WHAT TO WORK ON: Find all lines in the listing that include the word "群众不满意不通过", then copy them.

RECORDS SHOWN:

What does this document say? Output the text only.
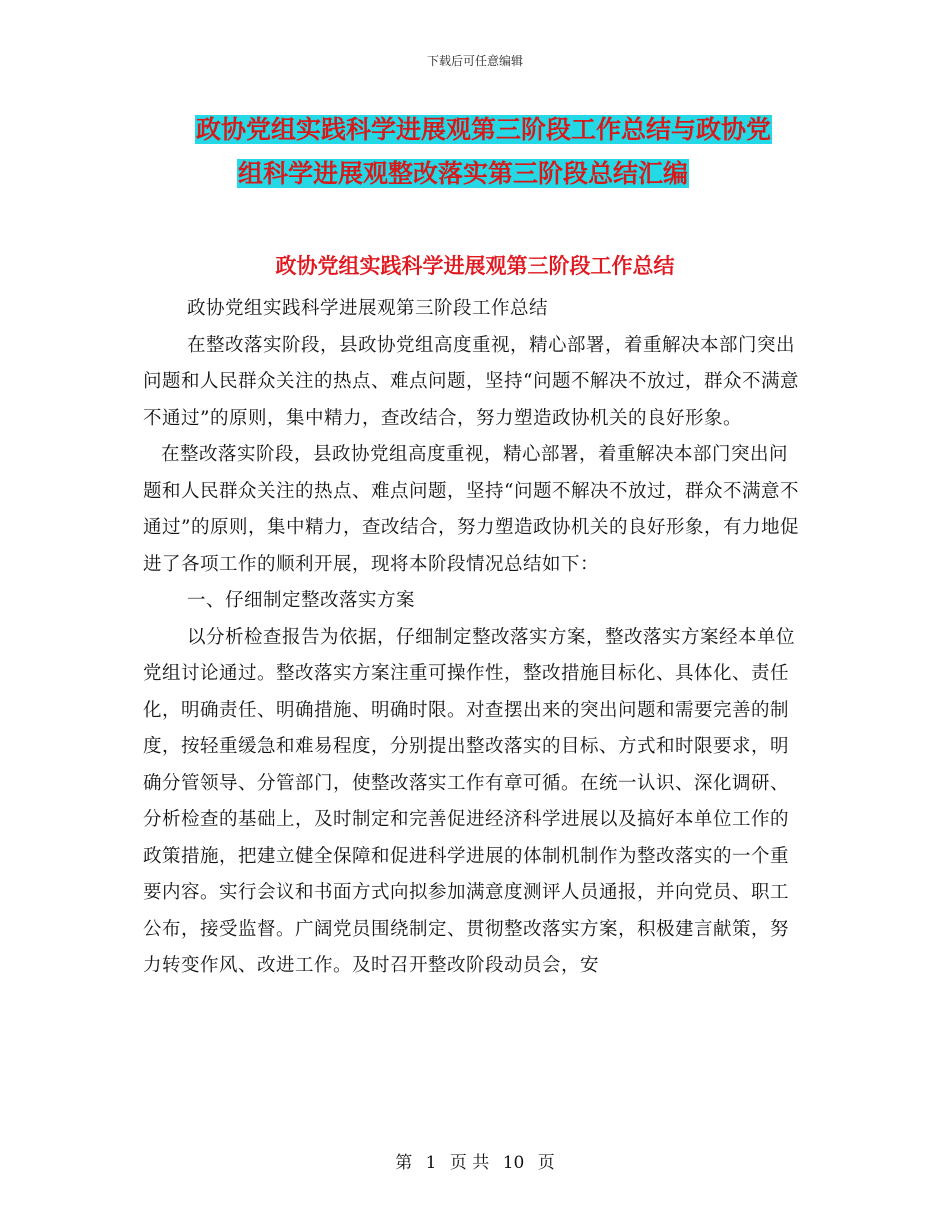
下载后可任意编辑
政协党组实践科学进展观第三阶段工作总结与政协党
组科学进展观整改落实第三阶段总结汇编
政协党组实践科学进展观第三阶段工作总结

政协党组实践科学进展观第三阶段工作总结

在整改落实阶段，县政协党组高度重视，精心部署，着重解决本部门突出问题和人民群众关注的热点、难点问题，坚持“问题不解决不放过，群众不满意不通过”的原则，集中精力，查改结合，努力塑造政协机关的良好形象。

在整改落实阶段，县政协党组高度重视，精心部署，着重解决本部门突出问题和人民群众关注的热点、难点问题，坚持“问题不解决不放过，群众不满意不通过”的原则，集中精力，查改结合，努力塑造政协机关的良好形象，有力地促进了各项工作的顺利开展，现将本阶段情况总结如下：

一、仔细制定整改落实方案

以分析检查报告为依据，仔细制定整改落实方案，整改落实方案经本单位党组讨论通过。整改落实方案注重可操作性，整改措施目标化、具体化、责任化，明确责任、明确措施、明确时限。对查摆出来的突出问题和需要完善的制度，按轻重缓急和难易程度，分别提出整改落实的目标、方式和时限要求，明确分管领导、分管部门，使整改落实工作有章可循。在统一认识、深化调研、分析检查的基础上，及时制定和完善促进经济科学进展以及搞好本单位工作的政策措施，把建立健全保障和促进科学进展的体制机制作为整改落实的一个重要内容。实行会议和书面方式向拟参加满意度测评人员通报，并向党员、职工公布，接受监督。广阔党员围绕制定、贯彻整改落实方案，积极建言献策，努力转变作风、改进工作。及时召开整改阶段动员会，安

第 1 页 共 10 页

COMPLETED EXERCISE:
在整改落实阶段，县政协党组高度重视，精心部署，着重解决本部门突出问题和人民群众关注的热点、难点问题，坚持“问题不解决不放过，群众不满意不通过”的原则，集中精力，查改结合，努力塑造政协机关的良好形象。
在整改落实阶段，县政协党组高度重视，精心部署，着重解决本部门突出问题和人民群众关注的热点、难点问题，坚持“问题不解决不放过，群众不满意不通过”的原则，集中精力，查改结合，努力塑造政协机关的良好形象，有力地促进了各项工作的顺利开展，现将本阶段情况总结如下：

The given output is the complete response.